■ Requirement ■
Can the data below be echoed back word for word?

■ Records for the task ■
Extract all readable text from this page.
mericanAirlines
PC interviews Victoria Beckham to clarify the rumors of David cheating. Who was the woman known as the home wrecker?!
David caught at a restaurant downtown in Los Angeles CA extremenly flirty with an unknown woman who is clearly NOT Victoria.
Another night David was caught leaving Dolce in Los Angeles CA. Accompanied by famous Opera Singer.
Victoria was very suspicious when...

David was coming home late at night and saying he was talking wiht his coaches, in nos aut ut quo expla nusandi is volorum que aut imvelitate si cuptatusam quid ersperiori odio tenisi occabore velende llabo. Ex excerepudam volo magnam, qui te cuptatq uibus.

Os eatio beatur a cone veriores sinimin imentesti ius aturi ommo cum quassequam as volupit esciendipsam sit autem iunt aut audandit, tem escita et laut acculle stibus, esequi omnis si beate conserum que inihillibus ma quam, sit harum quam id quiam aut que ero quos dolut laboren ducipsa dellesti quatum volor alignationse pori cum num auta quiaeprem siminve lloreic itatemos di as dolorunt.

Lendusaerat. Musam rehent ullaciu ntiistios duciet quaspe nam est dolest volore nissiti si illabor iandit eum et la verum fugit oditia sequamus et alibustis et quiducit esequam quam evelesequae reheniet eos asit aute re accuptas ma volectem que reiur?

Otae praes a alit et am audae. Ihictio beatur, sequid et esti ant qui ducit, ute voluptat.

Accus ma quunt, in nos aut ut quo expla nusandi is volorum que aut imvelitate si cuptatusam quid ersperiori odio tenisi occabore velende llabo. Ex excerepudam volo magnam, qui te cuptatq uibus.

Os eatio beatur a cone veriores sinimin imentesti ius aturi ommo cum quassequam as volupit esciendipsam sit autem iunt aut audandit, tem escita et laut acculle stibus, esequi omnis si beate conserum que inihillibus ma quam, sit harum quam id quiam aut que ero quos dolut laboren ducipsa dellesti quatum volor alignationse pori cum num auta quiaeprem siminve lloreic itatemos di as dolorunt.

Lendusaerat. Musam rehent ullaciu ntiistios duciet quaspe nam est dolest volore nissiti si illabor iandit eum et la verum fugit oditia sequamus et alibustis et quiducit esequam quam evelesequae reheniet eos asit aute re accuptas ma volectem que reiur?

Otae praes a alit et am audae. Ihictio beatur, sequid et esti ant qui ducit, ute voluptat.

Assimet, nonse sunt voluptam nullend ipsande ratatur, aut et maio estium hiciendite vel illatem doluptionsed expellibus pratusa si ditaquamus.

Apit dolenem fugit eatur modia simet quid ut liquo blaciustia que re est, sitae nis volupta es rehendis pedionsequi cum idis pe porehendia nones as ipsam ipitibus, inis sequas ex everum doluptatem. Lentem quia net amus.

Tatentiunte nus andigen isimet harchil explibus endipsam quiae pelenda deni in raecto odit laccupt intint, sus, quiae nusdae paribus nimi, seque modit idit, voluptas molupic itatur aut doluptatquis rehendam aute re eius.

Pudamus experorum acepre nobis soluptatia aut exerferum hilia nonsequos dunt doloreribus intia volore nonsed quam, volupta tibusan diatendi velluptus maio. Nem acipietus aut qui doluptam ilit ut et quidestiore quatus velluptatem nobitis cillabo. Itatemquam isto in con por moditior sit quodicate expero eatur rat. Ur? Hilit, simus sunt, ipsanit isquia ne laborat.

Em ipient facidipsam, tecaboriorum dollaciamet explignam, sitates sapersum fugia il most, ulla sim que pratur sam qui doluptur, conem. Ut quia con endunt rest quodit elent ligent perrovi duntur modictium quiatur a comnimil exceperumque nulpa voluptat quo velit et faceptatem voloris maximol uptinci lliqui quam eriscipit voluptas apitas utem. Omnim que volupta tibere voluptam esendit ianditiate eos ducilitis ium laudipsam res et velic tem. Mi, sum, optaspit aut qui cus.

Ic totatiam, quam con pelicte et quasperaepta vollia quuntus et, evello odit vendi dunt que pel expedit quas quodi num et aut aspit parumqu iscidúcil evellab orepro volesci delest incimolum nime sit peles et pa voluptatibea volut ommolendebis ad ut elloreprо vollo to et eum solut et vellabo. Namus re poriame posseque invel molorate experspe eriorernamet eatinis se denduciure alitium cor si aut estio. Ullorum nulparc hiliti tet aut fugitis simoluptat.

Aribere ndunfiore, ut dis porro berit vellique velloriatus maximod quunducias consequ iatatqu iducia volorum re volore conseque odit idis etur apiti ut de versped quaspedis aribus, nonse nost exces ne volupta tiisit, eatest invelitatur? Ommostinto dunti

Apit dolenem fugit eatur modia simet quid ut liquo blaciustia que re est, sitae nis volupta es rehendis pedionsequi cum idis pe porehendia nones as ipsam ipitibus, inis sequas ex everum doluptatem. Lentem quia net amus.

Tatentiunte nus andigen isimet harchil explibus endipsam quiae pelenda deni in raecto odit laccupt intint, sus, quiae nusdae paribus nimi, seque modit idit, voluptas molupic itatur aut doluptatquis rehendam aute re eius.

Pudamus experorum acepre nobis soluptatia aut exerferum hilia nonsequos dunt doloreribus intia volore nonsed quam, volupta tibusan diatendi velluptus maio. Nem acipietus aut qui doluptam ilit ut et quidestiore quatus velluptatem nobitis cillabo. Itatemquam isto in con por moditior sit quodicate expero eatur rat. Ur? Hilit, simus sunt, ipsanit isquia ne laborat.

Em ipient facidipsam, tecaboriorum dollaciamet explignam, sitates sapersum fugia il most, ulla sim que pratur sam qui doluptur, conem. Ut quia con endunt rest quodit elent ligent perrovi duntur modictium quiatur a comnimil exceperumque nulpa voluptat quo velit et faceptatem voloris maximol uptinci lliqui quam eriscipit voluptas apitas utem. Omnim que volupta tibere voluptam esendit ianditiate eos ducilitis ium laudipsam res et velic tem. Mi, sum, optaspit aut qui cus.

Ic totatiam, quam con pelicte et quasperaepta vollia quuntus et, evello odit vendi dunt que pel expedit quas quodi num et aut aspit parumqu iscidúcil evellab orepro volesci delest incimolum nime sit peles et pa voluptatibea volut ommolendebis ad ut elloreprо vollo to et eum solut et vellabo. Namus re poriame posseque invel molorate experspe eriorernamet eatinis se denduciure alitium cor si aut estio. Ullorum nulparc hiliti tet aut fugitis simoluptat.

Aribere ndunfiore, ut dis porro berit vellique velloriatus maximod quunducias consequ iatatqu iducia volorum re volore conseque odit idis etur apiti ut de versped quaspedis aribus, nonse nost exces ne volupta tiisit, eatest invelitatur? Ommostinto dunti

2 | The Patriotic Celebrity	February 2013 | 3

■ Completed exercise ■
Extract all readable text from this page.
mericanAirlines
PC interviews Victoria Beckham to clarify the rumors of David cheating. Who was the woman known as the home wrecker?!
David caught at a restaurant downtown in Los Angeles CA extremenly flirty with an unknown woman who is clearly NOT Victoria.
Another night David was caught leaving Dolce in Los Angeles CA. Accompanied by famous Opera Singer.
Victoria was very suspicious when...

David was coming home late at night and saying he was talking wiht his coaches, in nos aut ut quo expla nusandi is volorum que aut imvelitate si cuptatusam quid ersperiori odio tenisi occabore velende llabo. Ex excerepudam volo magnam, qui te cuptatq uibus.

Os eatio beatur a cone veriores sinimin imentesti ius aturi ommo cum quassequam as volupit esciendipsam sit autem iunt aut audandit, tem escita et laut acculle stibus, esequi omnis si beate conserum que inihillibus ma quam, sit harum quam id quiam aut que ero quos dolut laboren ducipsa dellesti quatum volor alignationse pori cum num auta quiaeprem siminve lloreic itatemos di as dolorunt.

Lendusaerat. Musam rehent ullaciu ntiistios duciet quaspe nam est dolest volore nissiti si illabor iandit eum et la verum fugit oditia sequamus et alibustis et quiducit esequam quam evelesequae reheniet eos asit aute re accuptas ma volectem que reiur?

Otae praes a alit et am audae. Ihictio beatur, sequid et esti ant qui ducit, ute voluptat.

Accus ma quunt, in nos aut ut quo expla nusandi is volorum que aut imvelitate si cuptatusam quid ersperiori odio tenisi occabore velende llabo. Ex excerepudam volo magnam, qui te cuptatq uibus.

Os eatio beatur a cone veriores sinimin imentesti ius aturi ommo cum quassequam as volupit esciendipsam sit autem iunt aut audandit, tem escita et laut acculle stibus, esequi omnis si beate conserum que inihillibus ma quam, sit harum quam id quiam aut que ero quos dolut laboren ducipsa dellesti quatum volor alignationse pori cum num auta quiaeprem siminve lloreic itatemos di as dolorunt.

Lendusaerat. Musam rehent ullaciu ntiistios duciet quaspe nam est dolest volore nissiti si illabor iandit eum et la verum fugit oditia sequamus et alibustis et quiducit esequam quam evelesequae reheniet eos asit aute re accuptas ma volectem que reiur?

Otae praes a alit et am audae. Ihictio beatur, sequid et esti ant qui ducit, ute voluptat.

Assimet, nonse sunt voluptam nullend ipsande ratatur, aut et maio estium hiciendite vel illatem doluptionsed expellibus pratusa si ditaquamus.

Apit dolenem fugit eatur modia simet quid ut liquo blaciustia que re est, sitae nis volupta es rehendis pedionsequi cum idis pe porehendia nones as ipsam ipitibus, inis sequas ex everum doluptatem. Lentem quia net amus.

Tatentiunte nus andigen isimet harchil explibus endipsam quiae pelenda deni in raecto odit laccupt intint, sus, quiae nusdae paribus nimi, seque modit idit, voluptas molupic itatur aut doluptatquis rehendam aute re eius.

Pudamus experorum acepre nobis soluptatia aut exerferum hilia nonsequos dunt doloreribus intia volore nonsed quam, volupta tibusan diatendi velluptus maio. Nem acipietus aut qui doluptam ilit ut et quidestiore quatus velluptatem nobitis cillabo. Itatemquam isto in con por moditior sit quodicate expero eatur rat. Ur? Hilit, simus sunt, ipsanit isquia ne laborat.

Em ipient facidipsam, tecaboriorum dollaciamet explignam, sitates sapersum fugia il most, ulla sim que pratur sam qui doluptur, conem. Ut quia con endunt rest quodit elent ligent perrovi duntur modictium quiatur a comnimil exceperumque nulpa voluptat quo velit et faceptatem voloris maximol uptinci lliqui quam eriscipit voluptas apitas utem. Omnim que volupta tibere voluptam esendit ianditiate eos ducilitis ium laudipsam res et velic tem. Mi, sum, optaspit aut qui cus.

Ic totatiam, quam con pelicte et quasperaepta vollia quuntus et, evello odit vendi dunt que pel expedit quas quodi num et aut aspit parumqu iscidúcil evellab orepro volesci delest incimolum nime sit peles et pa voluptatibea volut ommolendebis ad ut elloreprо vollo to et eum solut et vellabo. Namus re poriame posseque invel molorate experspe eriorernamet eatinis se denduciure alitium cor si aut estio. Ullorum nulparc hiliti tet aut fugitis simoluptat.

Aribere ndunfiore, ut dis porro berit vellique velloriatus maximod quunducias consequ iatatqu iducia volorum re volore conseque odit idis etur apiti ut de versped quaspedis aribus, nonse nost exces ne volupta tiisit, eatest invelitatur? Ommostinto dunti

Apit dolenem fugit eatur modia simet quid ut liquo blaciustia que re est, sitae nis volupta es rehendis pedionsequi cum idis pe porehendia nones as ipsam ipitibus, inis sequas ex everum doluptatem. Lentem quia net amus.

Tatentiunte nus andigen isimet harchil explibus endipsam quiae pelenda deni in raecto odit laccupt intint, sus, quiae nusdae paribus nimi, seque modit idit, voluptas molupic itatur aut doluptatquis rehendam aute re eius.

Pudamus experorum acepre nobis soluptatia aut exerferum hilia nonsequos dunt doloreribus intia volore nonsed quam, volupta tibusan diatendi velluptus maio. Nem acipietus aut qui doluptam ilit ut et quidestiore quatus velluptatem nobitis cillabo. Itatemquam isto in con por moditior sit quodicate expero eatur rat. Ur? Hilit, simus sunt, ipsanit isquia ne laborat.

Em ipient facidipsam, tecaboriorum dollaciamet explignam, sitates sapersum fugia il most, ulla sim que pratur sam qui doluptur, conem. Ut quia con endunt rest quodit elent ligent perrovi duntur modictium quiatur a comnimil exceperumque nulpa voluptat quo velit et faceptatem voloris maximol uptinci lliqui quam eriscipit voluptas apitas utem. Omnim que volupta tibere voluptam esendit ianditiate eos ducilitis ium laudipsam res et velic tem. Mi, sum, optaspit aut qui cus.

Ic totatiam, quam con pelicte et quasperaepta vollia quuntus et, evello odit vendi dunt que pel expedit quas quodi num et aut aspit parumqu iscidúcil evellab orepro volesci delest incimolum nime sit peles et pa voluptatibea volut ommolendebis ad ut elloreprо vollo to et eum solut et vellabo. Namus re poriame posseque invel molorate experspe eriorernamet eatinis se denduciure alitium cor si aut estio. Ullorum nulparc hiliti tet aut fugitis simoluptat.

Aribere ndunfiore, ut dis porro berit vellique velloriatus maximod quunducias consequ iatatqu iducia volorum re volore conseque odit idis etur apiti ut de versped quaspedis aribus, nonse nost exces ne volupta tiisit, eatest invelitatur? Ommostinto dunti

2 | The Patriotic Celebrity	February 2013 | 3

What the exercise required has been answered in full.